PASSAGE —
+++++

Figure 5. FACTOR Grants Awarded to Musicians and Music Companies Based on Province/Territory Compared to Population, 2013-2020.Data: FACTOR (2020); Statistics Canada. Table 17-10-0009-01 (2020). Full data available at CULTCAP.ORG/DATA.

Figure 5. FACTOR Grants Awarded to Musicians and Music Companies Based on Province/Territory Compared to Population, 2013-2020.Data: FACTOR (2020); Statistics Canada. Table 17-10-0009-01 (2020). Full data available at CULTCAP.ORG/DATA.

Issues of diversity and inclusion are another concern when considering worsening inequality within the streaming age of music. Amidst this corporate consolidation, listener data are showing a reduction in the diversity of music across vectors of gender, class, and ethnicity. A report on Spotify’s most-streamed artists in 2018 indicates that all of the top artists are men (CitationByager). A deeper analysis of 600 Billboard Hot 100 songs from 2012 to 2017 found an average of 16.8% female performers, 12.3% female songwriters, and only 2.1% female producers (CitationSmith et al.). A UK study found only 12% of musicians in 2019 were from a working-class background, down from 20% in previous years; women and people of color were further disadvantaged (CitationCarey et al.). In Canada, female artists make 82 cents of total income for every dollar of male artists, with Indigenous artists making only 68 cents on the dollar (CitationHill, “Demographic”). With this overview of the political economy of Canadian music, it is clear that independent musicians face undue hardship in pursuing their career. The next step is turning to the musicians themselves, listening to their perspectives and values, in order to advocate on their behalf.

+++++

DATASET EXTRACT —
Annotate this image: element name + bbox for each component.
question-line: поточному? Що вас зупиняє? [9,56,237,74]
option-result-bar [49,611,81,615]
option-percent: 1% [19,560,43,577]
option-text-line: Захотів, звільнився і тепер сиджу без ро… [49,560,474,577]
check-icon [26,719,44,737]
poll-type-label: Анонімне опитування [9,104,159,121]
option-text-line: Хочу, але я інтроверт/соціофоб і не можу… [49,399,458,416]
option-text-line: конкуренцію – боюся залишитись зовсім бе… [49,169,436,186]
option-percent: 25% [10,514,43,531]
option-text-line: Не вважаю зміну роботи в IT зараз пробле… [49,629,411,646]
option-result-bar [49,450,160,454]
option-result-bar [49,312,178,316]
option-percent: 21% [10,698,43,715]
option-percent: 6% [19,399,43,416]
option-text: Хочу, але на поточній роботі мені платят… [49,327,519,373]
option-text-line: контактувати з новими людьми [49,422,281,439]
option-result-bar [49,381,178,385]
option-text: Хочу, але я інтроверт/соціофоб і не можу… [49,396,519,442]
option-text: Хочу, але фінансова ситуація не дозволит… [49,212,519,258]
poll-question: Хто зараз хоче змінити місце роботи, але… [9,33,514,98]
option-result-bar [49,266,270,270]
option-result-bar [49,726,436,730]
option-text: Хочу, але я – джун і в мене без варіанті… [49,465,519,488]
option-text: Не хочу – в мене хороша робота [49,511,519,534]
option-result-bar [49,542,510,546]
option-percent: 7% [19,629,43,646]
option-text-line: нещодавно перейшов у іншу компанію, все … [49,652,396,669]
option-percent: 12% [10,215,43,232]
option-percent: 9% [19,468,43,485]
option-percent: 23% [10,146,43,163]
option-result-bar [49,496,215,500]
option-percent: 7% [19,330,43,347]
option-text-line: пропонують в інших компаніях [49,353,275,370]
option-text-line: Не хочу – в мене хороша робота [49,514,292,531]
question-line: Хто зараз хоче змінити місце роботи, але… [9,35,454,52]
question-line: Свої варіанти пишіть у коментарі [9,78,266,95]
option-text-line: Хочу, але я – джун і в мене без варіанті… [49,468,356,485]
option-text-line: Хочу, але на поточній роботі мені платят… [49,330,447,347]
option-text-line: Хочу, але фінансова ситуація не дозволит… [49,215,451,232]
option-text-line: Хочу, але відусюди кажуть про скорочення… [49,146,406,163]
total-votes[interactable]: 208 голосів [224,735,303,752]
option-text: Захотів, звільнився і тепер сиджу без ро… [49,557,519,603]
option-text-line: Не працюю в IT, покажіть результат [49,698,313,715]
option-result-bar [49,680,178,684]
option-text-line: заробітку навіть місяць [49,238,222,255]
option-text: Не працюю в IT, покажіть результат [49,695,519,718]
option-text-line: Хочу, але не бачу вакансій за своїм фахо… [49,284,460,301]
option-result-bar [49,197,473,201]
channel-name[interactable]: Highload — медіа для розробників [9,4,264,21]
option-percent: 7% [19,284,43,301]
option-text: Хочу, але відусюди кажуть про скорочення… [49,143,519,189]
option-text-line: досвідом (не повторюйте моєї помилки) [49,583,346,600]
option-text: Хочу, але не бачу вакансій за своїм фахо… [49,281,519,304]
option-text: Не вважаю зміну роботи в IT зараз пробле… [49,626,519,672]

+++++

According to the passage on diversity in music, what share of musicians in 2019 came from a working-class background in the UK study?

12%